Exercise:
Copy out the data exactly, leaving the pictures behind.

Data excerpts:
• • • • • • •

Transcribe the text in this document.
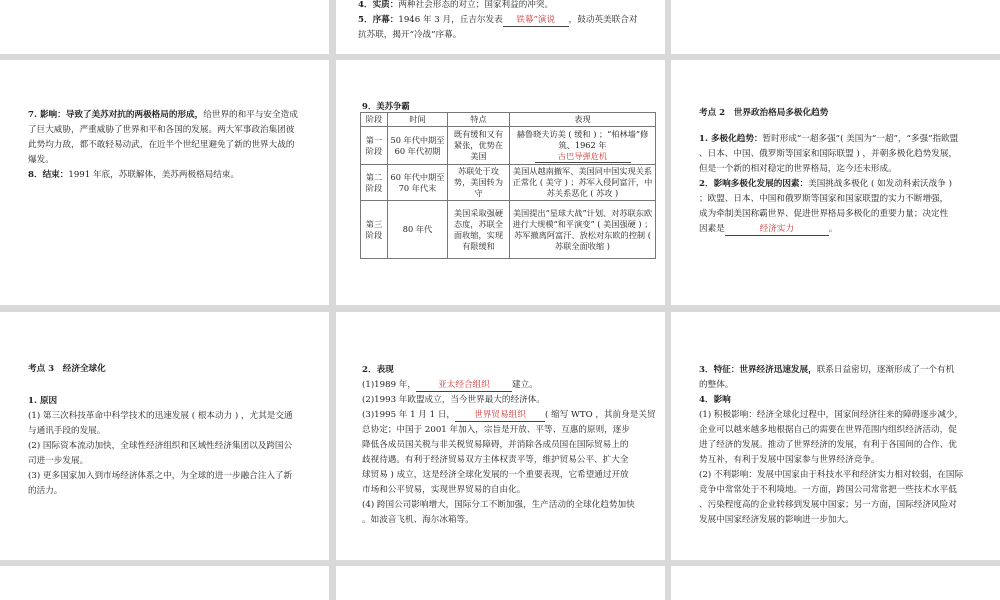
4．实质：两种社会形态的对立；国家利益的冲突。

5．序幕：1946 年 3 月，丘吉尔发表 铁幕”演说 ，鼓动英美联合对

抗苏联，揭开“冷战”序幕。

7. 影响：导致了美苏对抗的两极格局的形成，给世界的和平与安全造成

了巨大威胁，严重威胁了世界和平和各国的发展。两大军事政治集团彼

此势均力敌，都不敢轻易动武，在近半个世纪里避免了新的世界大战的

爆发。

8．结束：1991 年底，苏联解体，美苏两极格局结束。

9．美苏争霸
阶段	时间	特点	表现
第一阶段	50 年代中期至 60 年代初期	既有缓和又有紧张，优势在美国	赫鲁晓夫访美 ( 缓和 ) ；“柏林墙”修筑、1962 年
古巴导弹危机
第二阶段	60 年代中期至 70 年代末	苏联处于攻势，美国转为守	美国从越南撤军、美国同中国实现关系正常化 ( 美守 ) ；苏军入侵阿富汗，中苏关系恶化 ( 苏攻 )
第三阶段	80 年代	美国采取强硬态度，苏联全面收缩，实现有限缓和	美国提出“星球大战”计划、对苏联东欧进行大规模“和平演变” ( 美国强硬 ) ；苏军撤离阿富汗、放松对东欧的控制 ( 苏联全面收缩 )
考点 2　世界政治格局多极化趋势

1. 多极化趋势：暂时形成“一超多强”( 美国为“一超”，“多强”指欧盟

、日本、中国、俄罗斯等国家和国际联盟 ) ，并朝多极化趋势发展，

但是一个新的相对稳定的世界格局，迄今还未形成。

2．影响多极化发展的因素：美国挑战多极化 ( 如发动科索沃战争 )

；欧盟、日本、中国和俄罗斯等国家和国家联盟的实力不断增强，

成为牵制美国称霸世界、促进世界格局多极化的重要力量；决定性

因素是	经济实力	。

考点 3　经济全球化

1. 原因

(1) 第三次科技革命中科学技术的迅速发展 ( 根本动力 ) ，尤其是交通

与通讯手段的发展。

(2) 国际资本流动加快，全球性经济组织和区域性经济集团以及跨国公

司进一步发展。

(3) 更多国家加入到市场经济体系之中，为全球的进一步融合注入了新

的活力。

2．表现

(1)1989 年，	亚太经合组织	建立。

(2)1993 年欧盟成立，当今世界最大的经济体。

(3)1995 年 1 月 1 日， 世界贸易组织 ( 缩写 WTO ，其前身是关贸

总协定；中国于 2001 年加入，宗旨是开放、平等、互惠的原则，逐步

降低各成员国关税与非关税贸易障碍，并消除各成员国在国际贸易上的

歧视待遇。有利于经济贸易双方主体权责平等，维护贸易公平、扩大全

球贸易 ) 成立，这是经济全球化发展的一个重要表现，它希望通过开放

市场和公平贸易，实现世界贸易的自由化。

(4) 跨国公司影响增大，国际分工不断加强，生产活动的全球化趋势加快

。如波音飞机、海尔冰箱等。

3．特征：世界经济迅速发展，联系日益密切，逐渐形成了一个有机

的整体。

4．影响

(1) 积极影响：经济全球化过程中，国家间经济往来的障碍逐步减少，

企业可以越来越多地根据自己的需要在世界范围内组织经济活动，促

进了经济的发展。推动了世界经济的发展，有利于各国间的合作、优

势互补，有利于发展中国家参与世界经济竞争。

(2) 不利影响：发展中国家由于科技水平和经济实力相对较弱，在国际

竞争中常常处于不利境地。一方面，跨国公司常常把一些技术水平低

、污染程度高的企业转移到发展中国家；另一方面，国际经济风险对

发展中国家经济发展的影响进一步加大。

• • • • • • •

Solution to the problem:
Transcribe the text in this document.
4．实质：两种社会形态的对立；国家利益的冲突。

5．序幕：1946 年 3 月，丘吉尔发表 铁幕”演说 ，鼓动英美联合对

抗苏联，揭开“冷战”序幕。

7. 影响：导致了美苏对抗的两极格局的形成，给世界的和平与安全造成

了巨大威胁，严重威胁了世界和平和各国的发展。两大军事政治集团彼

此势均力敌，都不敢轻易动武，在近半个世纪里避免了新的世界大战的

爆发。

8．结束：1991 年底，苏联解体，美苏两极格局结束。

9．美苏争霸
阶段	时间	特点	表现
第一阶段	50 年代中期至 60 年代初期	既有缓和又有紧张，优势在美国	赫鲁晓夫访美 ( 缓和 ) ；“柏林墙”修筑、1962 年
古巴导弹危机
第二阶段	60 年代中期至 70 年代末	苏联处于攻势，美国转为守	美国从越南撤军、美国同中国实现关系正常化 ( 美守 ) ；苏军入侵阿富汗，中苏关系恶化 ( 苏攻 )
第三阶段	80 年代	美国采取强硬态度，苏联全面收缩，实现有限缓和	美国提出“星球大战”计划、对苏联东欧进行大规模“和平演变” ( 美国强硬 ) ；苏军撤离阿富汗、放松对东欧的控制 ( 苏联全面收缩 )
考点 2　世界政治格局多极化趋势

1. 多极化趋势：暂时形成“一超多强”( 美国为“一超”，“多强”指欧盟

、日本、中国、俄罗斯等国家和国际联盟 ) ，并朝多极化趋势发展，

但是一个新的相对稳定的世界格局，迄今还未形成。

2．影响多极化发展的因素：美国挑战多极化 ( 如发动科索沃战争 )

；欧盟、日本、中国和俄罗斯等国家和国家联盟的实力不断增强，

成为牵制美国称霸世界、促进世界格局多极化的重要力量；决定性

因素是	经济实力	。

考点 3　经济全球化

1. 原因

(1) 第三次科技革命中科学技术的迅速发展 ( 根本动力 ) ，尤其是交通

与通讯手段的发展。

(2) 国际资本流动加快，全球性经济组织和区域性经济集团以及跨国公

司进一步发展。

(3) 更多国家加入到市场经济体系之中，为全球的进一步融合注入了新

的活力。

2．表现

(1)1989 年，	亚太经合组织	建立。

(2)1993 年欧盟成立，当今世界最大的经济体。

(3)1995 年 1 月 1 日， 世界贸易组织 ( 缩写 WTO ，其前身是关贸

总协定；中国于 2001 年加入，宗旨是开放、平等、互惠的原则，逐步

降低各成员国关税与非关税贸易障碍，并消除各成员国在国际贸易上的

歧视待遇。有利于经济贸易双方主体权责平等，维护贸易公平、扩大全

球贸易 ) 成立，这是经济全球化发展的一个重要表现，它希望通过开放

市场和公平贸易，实现世界贸易的自由化。

(4) 跨国公司影响增大，国际分工不断加强，生产活动的全球化趋势加快

。如波音飞机、海尔冰箱等。

3．特征：世界经济迅速发展，联系日益密切，逐渐形成了一个有机

的整体。

4．影响

(1) 积极影响：经济全球化过程中，国家间经济往来的障碍逐步减少，

企业可以越来越多地根据自己的需要在世界范围内组织经济活动，促

进了经济的发展。推动了世界经济的发展，有利于各国间的合作、优

势互补，有利于发展中国家参与世界经济竞争。

(2) 不利影响：发展中国家由于科技水平和经济实力相对较弱，在国际

竞争中常常处于不利境地。一方面，跨国公司常常把一些技术水平低

、污染程度高的企业转移到发展中国家；另一方面，国际经济风险对

发展中国家经济发展的影响进一步加大。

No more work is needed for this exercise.